In the entries below, how many lines contain the word "Sonido"? State the number and nothing more.

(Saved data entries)
========
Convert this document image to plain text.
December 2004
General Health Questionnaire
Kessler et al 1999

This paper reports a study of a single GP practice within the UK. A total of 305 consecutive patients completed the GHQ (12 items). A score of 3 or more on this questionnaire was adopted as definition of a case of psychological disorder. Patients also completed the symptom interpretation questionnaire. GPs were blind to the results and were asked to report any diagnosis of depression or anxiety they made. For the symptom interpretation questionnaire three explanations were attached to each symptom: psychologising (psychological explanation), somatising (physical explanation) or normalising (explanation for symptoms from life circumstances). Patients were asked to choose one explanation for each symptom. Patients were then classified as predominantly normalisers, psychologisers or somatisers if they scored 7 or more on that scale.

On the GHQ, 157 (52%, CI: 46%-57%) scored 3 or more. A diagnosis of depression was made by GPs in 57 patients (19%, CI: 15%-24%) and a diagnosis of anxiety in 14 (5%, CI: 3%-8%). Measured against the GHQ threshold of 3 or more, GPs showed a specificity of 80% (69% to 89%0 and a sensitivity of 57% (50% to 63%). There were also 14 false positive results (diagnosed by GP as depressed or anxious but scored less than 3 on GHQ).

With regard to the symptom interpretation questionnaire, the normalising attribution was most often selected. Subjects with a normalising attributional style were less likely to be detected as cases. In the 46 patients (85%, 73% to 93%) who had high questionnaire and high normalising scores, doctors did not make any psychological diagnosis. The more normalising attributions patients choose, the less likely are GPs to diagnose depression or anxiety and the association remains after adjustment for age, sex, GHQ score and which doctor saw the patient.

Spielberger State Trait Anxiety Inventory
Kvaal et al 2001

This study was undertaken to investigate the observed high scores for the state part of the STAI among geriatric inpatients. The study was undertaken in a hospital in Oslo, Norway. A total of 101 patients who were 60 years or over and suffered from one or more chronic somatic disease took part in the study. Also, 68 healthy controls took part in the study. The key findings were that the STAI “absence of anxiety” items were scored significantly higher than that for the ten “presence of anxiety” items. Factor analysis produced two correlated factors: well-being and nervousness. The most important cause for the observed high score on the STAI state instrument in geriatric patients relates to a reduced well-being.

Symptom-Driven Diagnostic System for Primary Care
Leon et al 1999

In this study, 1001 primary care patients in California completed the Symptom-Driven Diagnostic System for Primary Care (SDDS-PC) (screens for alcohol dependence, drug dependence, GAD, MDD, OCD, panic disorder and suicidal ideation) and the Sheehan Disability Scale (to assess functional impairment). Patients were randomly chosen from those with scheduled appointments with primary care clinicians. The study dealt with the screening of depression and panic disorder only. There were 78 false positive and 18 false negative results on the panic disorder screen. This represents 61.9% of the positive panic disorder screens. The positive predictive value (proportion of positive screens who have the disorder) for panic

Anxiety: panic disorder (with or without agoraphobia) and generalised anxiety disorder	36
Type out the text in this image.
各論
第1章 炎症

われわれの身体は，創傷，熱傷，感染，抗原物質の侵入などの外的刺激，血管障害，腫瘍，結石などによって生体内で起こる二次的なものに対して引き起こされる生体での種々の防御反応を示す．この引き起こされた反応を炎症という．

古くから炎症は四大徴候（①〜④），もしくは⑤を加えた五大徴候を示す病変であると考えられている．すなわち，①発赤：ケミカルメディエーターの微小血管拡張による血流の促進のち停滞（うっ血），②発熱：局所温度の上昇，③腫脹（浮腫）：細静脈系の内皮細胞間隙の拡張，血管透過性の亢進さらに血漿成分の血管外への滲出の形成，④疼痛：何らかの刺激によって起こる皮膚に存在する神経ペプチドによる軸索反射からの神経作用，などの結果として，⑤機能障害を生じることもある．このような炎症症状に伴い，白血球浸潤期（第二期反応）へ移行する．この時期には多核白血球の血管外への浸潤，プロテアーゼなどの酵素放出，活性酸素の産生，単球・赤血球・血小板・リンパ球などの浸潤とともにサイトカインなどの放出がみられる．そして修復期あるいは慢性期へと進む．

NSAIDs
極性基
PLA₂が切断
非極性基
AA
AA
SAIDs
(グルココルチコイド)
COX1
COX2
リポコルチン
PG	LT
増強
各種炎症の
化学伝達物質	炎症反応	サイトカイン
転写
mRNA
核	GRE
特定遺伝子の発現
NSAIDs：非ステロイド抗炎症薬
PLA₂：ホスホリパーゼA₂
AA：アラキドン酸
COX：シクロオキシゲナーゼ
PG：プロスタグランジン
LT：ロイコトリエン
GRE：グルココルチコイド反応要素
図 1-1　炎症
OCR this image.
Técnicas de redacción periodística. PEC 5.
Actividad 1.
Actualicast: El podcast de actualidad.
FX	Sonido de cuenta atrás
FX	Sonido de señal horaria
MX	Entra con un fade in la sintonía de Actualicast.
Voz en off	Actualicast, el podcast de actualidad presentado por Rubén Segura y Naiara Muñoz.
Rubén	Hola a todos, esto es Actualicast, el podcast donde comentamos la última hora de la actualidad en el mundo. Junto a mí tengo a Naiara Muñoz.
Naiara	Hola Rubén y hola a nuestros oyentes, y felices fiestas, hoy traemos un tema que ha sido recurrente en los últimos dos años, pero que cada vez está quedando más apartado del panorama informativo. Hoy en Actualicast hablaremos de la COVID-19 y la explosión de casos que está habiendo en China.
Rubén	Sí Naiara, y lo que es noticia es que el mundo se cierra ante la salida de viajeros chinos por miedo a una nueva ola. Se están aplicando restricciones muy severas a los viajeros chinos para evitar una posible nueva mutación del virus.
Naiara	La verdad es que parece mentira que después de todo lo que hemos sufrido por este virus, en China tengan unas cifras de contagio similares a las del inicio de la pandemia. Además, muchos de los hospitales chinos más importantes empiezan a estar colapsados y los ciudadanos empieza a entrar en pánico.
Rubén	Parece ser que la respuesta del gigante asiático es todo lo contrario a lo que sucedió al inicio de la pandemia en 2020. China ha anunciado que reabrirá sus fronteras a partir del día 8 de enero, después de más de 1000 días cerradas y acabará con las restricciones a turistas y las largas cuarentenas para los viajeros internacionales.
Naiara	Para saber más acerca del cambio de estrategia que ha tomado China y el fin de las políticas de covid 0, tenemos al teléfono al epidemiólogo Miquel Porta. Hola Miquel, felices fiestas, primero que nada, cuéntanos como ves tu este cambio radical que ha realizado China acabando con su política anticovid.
========
* [EXERCISE SOLUTION]:
2